Your task: Output each entry that follows exactly. Images stay out.

[Start]

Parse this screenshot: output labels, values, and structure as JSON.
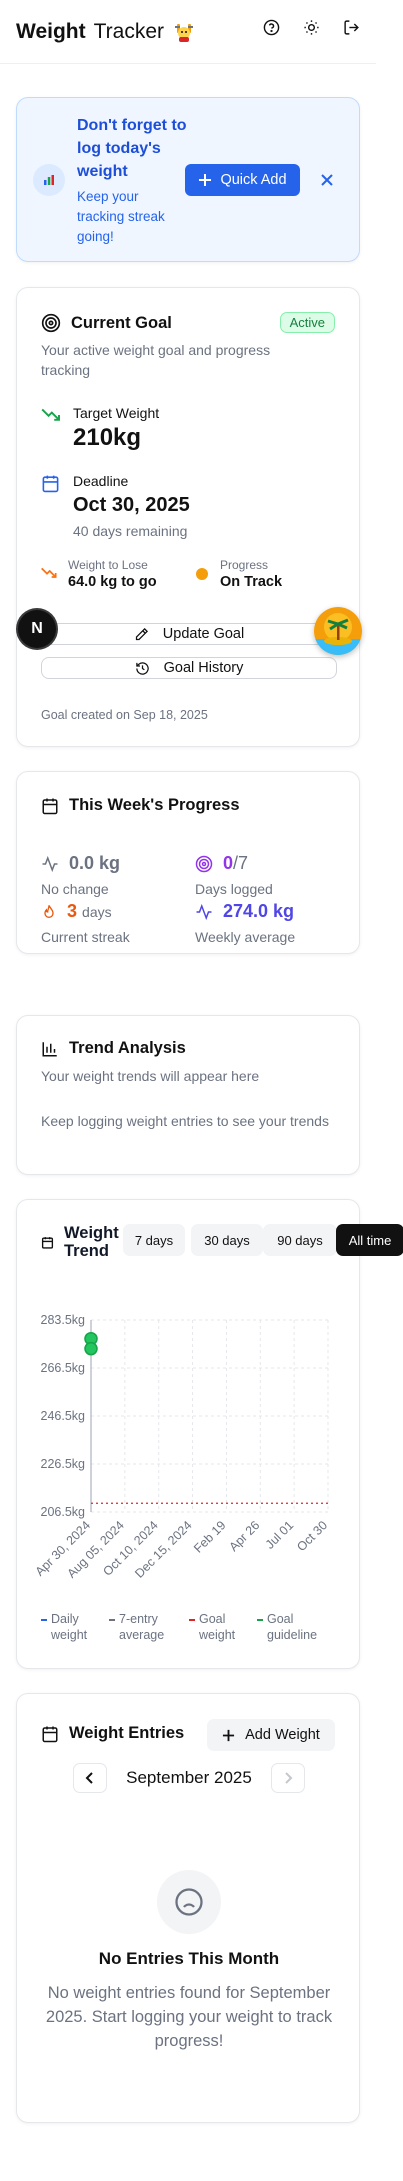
{
  "header": {
    "title_bold": "Weight",
    "title_thin": "Tracker",
    "icons": [
      "help-icon",
      "sun-icon",
      "logout-icon"
    ]
  },
  "reminder": {
    "title": "Don't forget to log today's weight",
    "subtitle": "Keep your tracking streak going!",
    "quick_add_label": "Quick Add",
    "close_icon": "close-icon"
  },
  "goal": {
    "title": "Current Goal",
    "status": "Active",
    "description": "Your active weight goal and progress tracking",
    "target_label": "Target Weight",
    "target_value": "210kg",
    "deadline_label": "Deadline",
    "deadline_value": "Oct 30, 2025",
    "deadline_remaining": "40 days remaining",
    "to_lose_label": "Weight to Lose",
    "to_lose_value": "64.0 kg to go",
    "progress_label": "Progress",
    "progress_value": "On Track",
    "update_label": "Update Goal",
    "history_label": "Goal History",
    "created": "Goal created on Sep 18, 2025",
    "colors": {
      "accent_green": "#16a34a",
      "accent_orange": "#f59e0b",
      "accent_blue": "#2563eb"
    }
  },
  "weekly": {
    "title": "This Week's Progress",
    "change_value": "0.0 kg",
    "change_label": "No change",
    "days_logged_value": "0",
    "days_logged_total": "/7",
    "days_logged_label": "Days logged",
    "streak_value": "3",
    "streak_unit": "days",
    "streak_label": "Current streak",
    "avg_value": "274.0 kg",
    "avg_label": "Weekly average"
  },
  "trend": {
    "title": "Trend Analysis",
    "subtitle": "Your weight trends will appear here",
    "message": "Keep logging weight entries to see your trends"
  },
  "chart": {
    "title": "Weight Trend",
    "ranges": [
      "7 days",
      "30 days",
      "90 days",
      "All time"
    ],
    "active_range": "All time"
  },
  "chart_data": {
    "type": "line",
    "title": "Weight Trend",
    "y_ticks": [
      "283.5kg",
      "266.5kg",
      "246.5kg",
      "226.5kg",
      "206.5kg"
    ],
    "x_ticks": [
      "Apr 30, 2024",
      "Aug 05, 2024",
      "Oct 10, 2024",
      "Dec 15, 2024",
      "Feb 19",
      "Apr 26",
      "Jul 01",
      "Oct 30"
    ],
    "ylim": [
      206.5,
      283.5
    ],
    "series": [
      {
        "name": "Daily weight",
        "x": [
          "Apr 30, 2024",
          "Apr 30, 2024"
        ],
        "y": [
          276,
          272
        ],
        "color": "#2563eb"
      },
      {
        "name": "7-entry average",
        "x": [],
        "y": [],
        "color": "#6b7280"
      },
      {
        "name": "Goal weight",
        "y_const": 210,
        "color": "#dc2626"
      },
      {
        "name": "Goal guideline",
        "x": [],
        "y": [],
        "color": "#16a34a"
      }
    ],
    "grid": true,
    "legend_position": "bottom"
  },
  "entries": {
    "title": "Weight Entries",
    "add_label": "Add Weight",
    "month": "September 2025",
    "empty_title": "No Entries This Month",
    "empty_desc": "No weight entries found for September 2025. Start logging your weight to track progress!"
  },
  "floating": {
    "badge_letter": "N"
  }
}
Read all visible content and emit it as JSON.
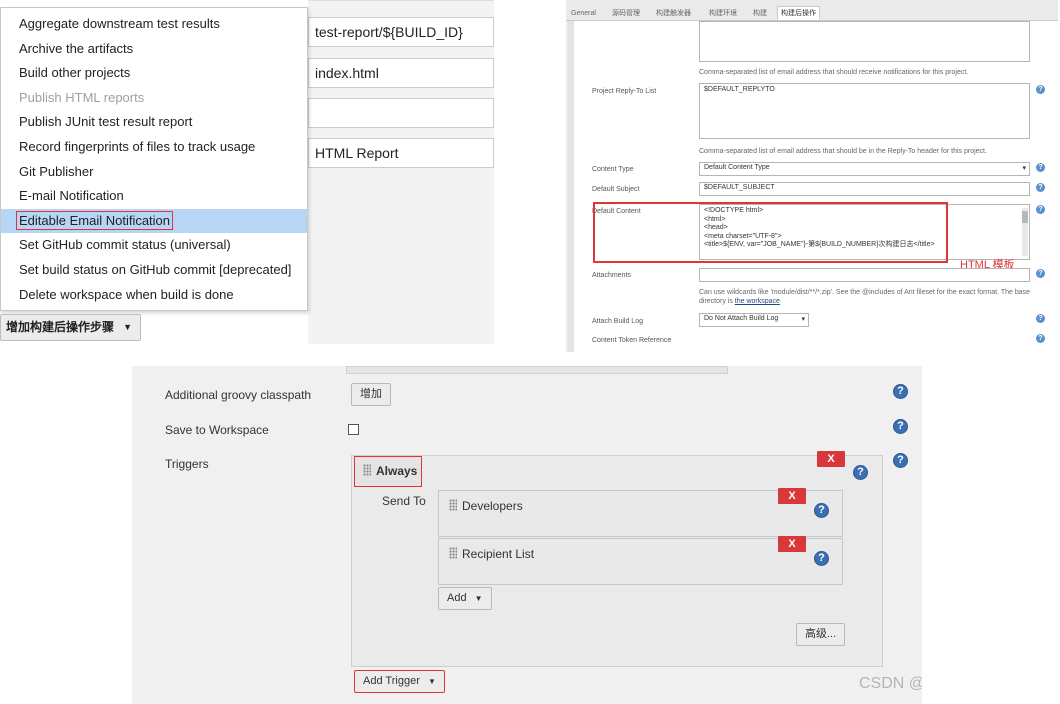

[End]

Output of the task:
Parse this screenshot: output labels, values, and structure as JSON.
{
  "header": {
    "title_bold": "Weight",
    "title_thin": "Tracker",
    "icons": [
      "help-icon",
      "sun-icon",
      "logout-icon"
    ]
  },
  "reminder": {
    "title": "Don't forget to log today's weight",
    "subtitle": "Keep your tracking streak going!",
    "quick_add_label": "Quick Add",
    "close_icon": "close-icon"
  },
  "goal": {
    "title": "Current Goal",
    "status": "Active",
    "description": "Your active weight goal and progress tracking",
    "target_label": "Target Weight",
    "target_value": "210kg",
    "deadline_label": "Deadline",
    "deadline_value": "Oct 30, 2025",
    "deadline_remaining": "40 days remaining",
    "to_lose_label": "Weight to Lose",
    "to_lose_value": "64.0 kg to go",
    "progress_label": "Progress",
    "progress_value": "On Track",
    "update_label": "Update Goal",
    "history_label": "Goal History",
    "created": "Goal created on Sep 18, 2025",
    "colors": {
      "accent_green": "#16a34a",
      "accent_orange": "#f59e0b",
      "accent_blue": "#2563eb"
    }
  },
  "weekly": {
    "title": "This Week's Progress",
    "change_value": "0.0 kg",
    "change_label": "No change",
    "days_logged_value": "0",
    "days_logged_total": "/7",
    "days_logged_label": "Days logged",
    "streak_value": "3",
    "streak_unit": "days",
    "streak_label": "Current streak",
    "avg_value": "274.0 kg",
    "avg_label": "Weekly average"
  },
  "trend": {
    "title": "Trend Analysis",
    "subtitle": "Your weight trends will appear here",
    "message": "Keep logging weight entries to see your trends"
  },
  "chart": {
    "title": "Weight Trend",
    "ranges": [
      "7 days",
      "30 days",
      "90 days",
      "All time"
    ],
    "active_range": "All time"
  },
  "chart_data": {
    "type": "line",
    "title": "Weight Trend",
    "y_ticks": [
      "283.5kg",
      "266.5kg",
      "246.5kg",
      "226.5kg",
      "206.5kg"
    ],
    "x_ticks": [
      "Apr 30, 2024",
      "Aug 05, 2024",
      "Oct 10, 2024",
      "Dec 15, 2024",
      "Feb 19",
      "Apr 26",
      "Jul 01",
      "Oct 30"
    ],
    "ylim": [
      206.5,
      283.5
    ],
    "series": [
      {
        "name": "Daily weight",
        "x": [
          "Apr 30, 2024",
          "Apr 30, 2024"
        ],
        "y": [
          276,
          272
        ],
        "color": "#2563eb"
      },
      {
        "name": "7-entry average",
        "x": [],
        "y": [],
        "color": "#6b7280"
      },
      {
        "name": "Goal weight",
        "y_const": 210,
        "color": "#dc2626"
      },
      {
        "name": "Goal guideline",
        "x": [],
        "y": [],
        "color": "#16a34a"
      }
    ],
    "grid": true,
    "legend_position": "bottom"
  },
  "entries": {
    "title": "Weight Entries",
    "add_label": "Add Weight",
    "month": "September 2025",
    "empty_title": "No Entries This Month",
    "empty_desc": "No weight entries found for September 2025. Start logging your weight to track progress!"
  },
  "floating": {
    "badge_letter": "N"
  }
}
Read all visible content and emit it as JSON.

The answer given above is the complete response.